**What to do**
The records below must be transcribed exactly. Do not include the pictures.

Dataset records
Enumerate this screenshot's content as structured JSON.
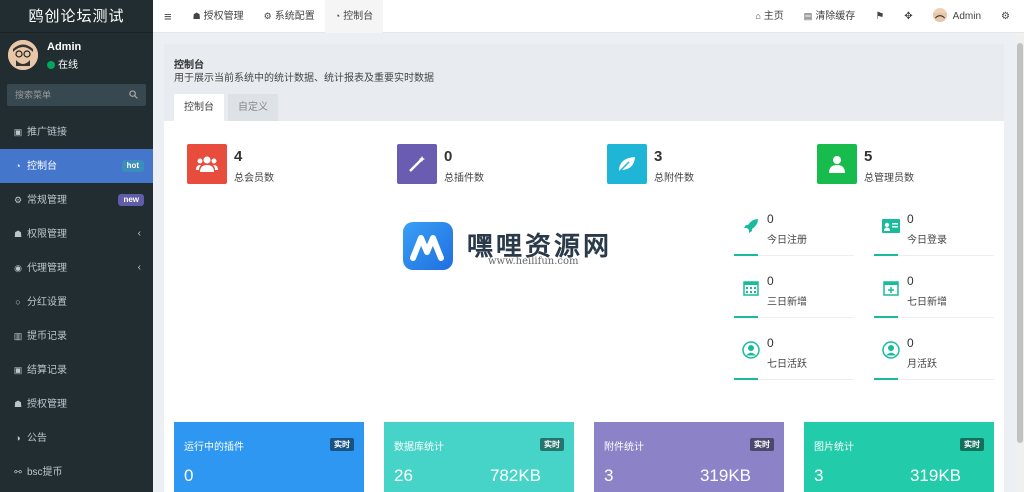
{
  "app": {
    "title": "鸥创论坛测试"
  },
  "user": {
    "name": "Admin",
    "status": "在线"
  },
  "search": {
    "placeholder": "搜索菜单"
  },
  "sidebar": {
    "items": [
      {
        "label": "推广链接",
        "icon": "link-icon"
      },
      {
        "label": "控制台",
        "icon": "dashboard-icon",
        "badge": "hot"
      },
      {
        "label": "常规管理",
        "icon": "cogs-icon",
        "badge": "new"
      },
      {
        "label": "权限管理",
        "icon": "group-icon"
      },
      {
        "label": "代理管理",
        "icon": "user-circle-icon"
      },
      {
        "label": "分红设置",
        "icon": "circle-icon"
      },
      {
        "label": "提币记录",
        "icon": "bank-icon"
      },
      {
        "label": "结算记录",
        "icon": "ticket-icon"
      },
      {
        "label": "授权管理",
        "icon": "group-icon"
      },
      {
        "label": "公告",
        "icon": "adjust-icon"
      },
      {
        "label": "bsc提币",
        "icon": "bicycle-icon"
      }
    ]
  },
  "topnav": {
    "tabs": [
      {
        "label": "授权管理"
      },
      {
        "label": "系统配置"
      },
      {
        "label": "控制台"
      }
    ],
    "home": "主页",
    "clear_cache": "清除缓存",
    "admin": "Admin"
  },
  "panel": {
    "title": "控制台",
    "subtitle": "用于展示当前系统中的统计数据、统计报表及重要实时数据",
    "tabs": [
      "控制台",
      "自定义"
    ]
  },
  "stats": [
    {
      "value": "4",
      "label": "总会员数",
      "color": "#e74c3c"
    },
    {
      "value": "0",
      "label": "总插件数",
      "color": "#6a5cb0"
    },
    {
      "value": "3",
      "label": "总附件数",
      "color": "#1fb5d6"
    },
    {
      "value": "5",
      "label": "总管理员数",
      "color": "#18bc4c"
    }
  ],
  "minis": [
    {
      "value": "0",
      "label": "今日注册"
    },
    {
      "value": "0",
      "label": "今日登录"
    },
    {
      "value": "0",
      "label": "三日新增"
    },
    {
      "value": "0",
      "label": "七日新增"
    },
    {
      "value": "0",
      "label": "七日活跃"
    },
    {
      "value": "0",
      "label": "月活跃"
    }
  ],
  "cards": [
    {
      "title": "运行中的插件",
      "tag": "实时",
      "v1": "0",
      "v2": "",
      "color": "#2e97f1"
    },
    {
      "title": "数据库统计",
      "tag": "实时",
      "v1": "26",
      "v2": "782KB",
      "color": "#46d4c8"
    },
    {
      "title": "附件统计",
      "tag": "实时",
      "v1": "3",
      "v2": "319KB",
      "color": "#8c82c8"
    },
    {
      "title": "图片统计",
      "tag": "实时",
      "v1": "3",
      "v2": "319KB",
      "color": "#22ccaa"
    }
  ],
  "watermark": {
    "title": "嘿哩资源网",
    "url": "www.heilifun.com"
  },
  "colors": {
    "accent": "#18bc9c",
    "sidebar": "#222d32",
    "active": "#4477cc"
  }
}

**Answer for the task**
Enumerate this screenshot's content as structured JSON.
{
  "app": {
    "title": "鸥创论坛测试"
  },
  "user": {
    "name": "Admin",
    "status": "在线"
  },
  "search": {
    "placeholder": "搜索菜单"
  },
  "sidebar": {
    "items": [
      {
        "label": "推广链接",
        "icon": "link-icon"
      },
      {
        "label": "控制台",
        "icon": "dashboard-icon",
        "badge": "hot"
      },
      {
        "label": "常规管理",
        "icon": "cogs-icon",
        "badge": "new"
      },
      {
        "label": "权限管理",
        "icon": "group-icon"
      },
      {
        "label": "代理管理",
        "icon": "user-circle-icon"
      },
      {
        "label": "分红设置",
        "icon": "circle-icon"
      },
      {
        "label": "提币记录",
        "icon": "bank-icon"
      },
      {
        "label": "结算记录",
        "icon": "ticket-icon"
      },
      {
        "label": "授权管理",
        "icon": "group-icon"
      },
      {
        "label": "公告",
        "icon": "adjust-icon"
      },
      {
        "label": "bsc提币",
        "icon": "bicycle-icon"
      }
    ]
  },
  "topnav": {
    "tabs": [
      {
        "label": "授权管理"
      },
      {
        "label": "系统配置"
      },
      {
        "label": "控制台"
      }
    ],
    "home": "主页",
    "clear_cache": "清除缓存",
    "admin": "Admin"
  },
  "panel": {
    "title": "控制台",
    "subtitle": "用于展示当前系统中的统计数据、统计报表及重要实时数据",
    "tabs": [
      "控制台",
      "自定义"
    ]
  },
  "stats": [
    {
      "value": "4",
      "label": "总会员数",
      "color": "#e74c3c"
    },
    {
      "value": "0",
      "label": "总插件数",
      "color": "#6a5cb0"
    },
    {
      "value": "3",
      "label": "总附件数",
      "color": "#1fb5d6"
    },
    {
      "value": "5",
      "label": "总管理员数",
      "color": "#18bc4c"
    }
  ],
  "minis": [
    {
      "value": "0",
      "label": "今日注册"
    },
    {
      "value": "0",
      "label": "今日登录"
    },
    {
      "value": "0",
      "label": "三日新增"
    },
    {
      "value": "0",
      "label": "七日新增"
    },
    {
      "value": "0",
      "label": "七日活跃"
    },
    {
      "value": "0",
      "label": "月活跃"
    }
  ],
  "cards": [
    {
      "title": "运行中的插件",
      "tag": "实时",
      "v1": "0",
      "v2": "",
      "color": "#2e97f1"
    },
    {
      "title": "数据库统计",
      "tag": "实时",
      "v1": "26",
      "v2": "782KB",
      "color": "#46d4c8"
    },
    {
      "title": "附件统计",
      "tag": "实时",
      "v1": "3",
      "v2": "319KB",
      "color": "#8c82c8"
    },
    {
      "title": "图片统计",
      "tag": "实时",
      "v1": "3",
      "v2": "319KB",
      "color": "#22ccaa"
    }
  ],
  "watermark": {
    "title": "嘿哩资源网",
    "url": "www.heilifun.com"
  },
  "colors": {
    "accent": "#18bc9c",
    "sidebar": "#222d32",
    "active": "#4477cc"
  }
}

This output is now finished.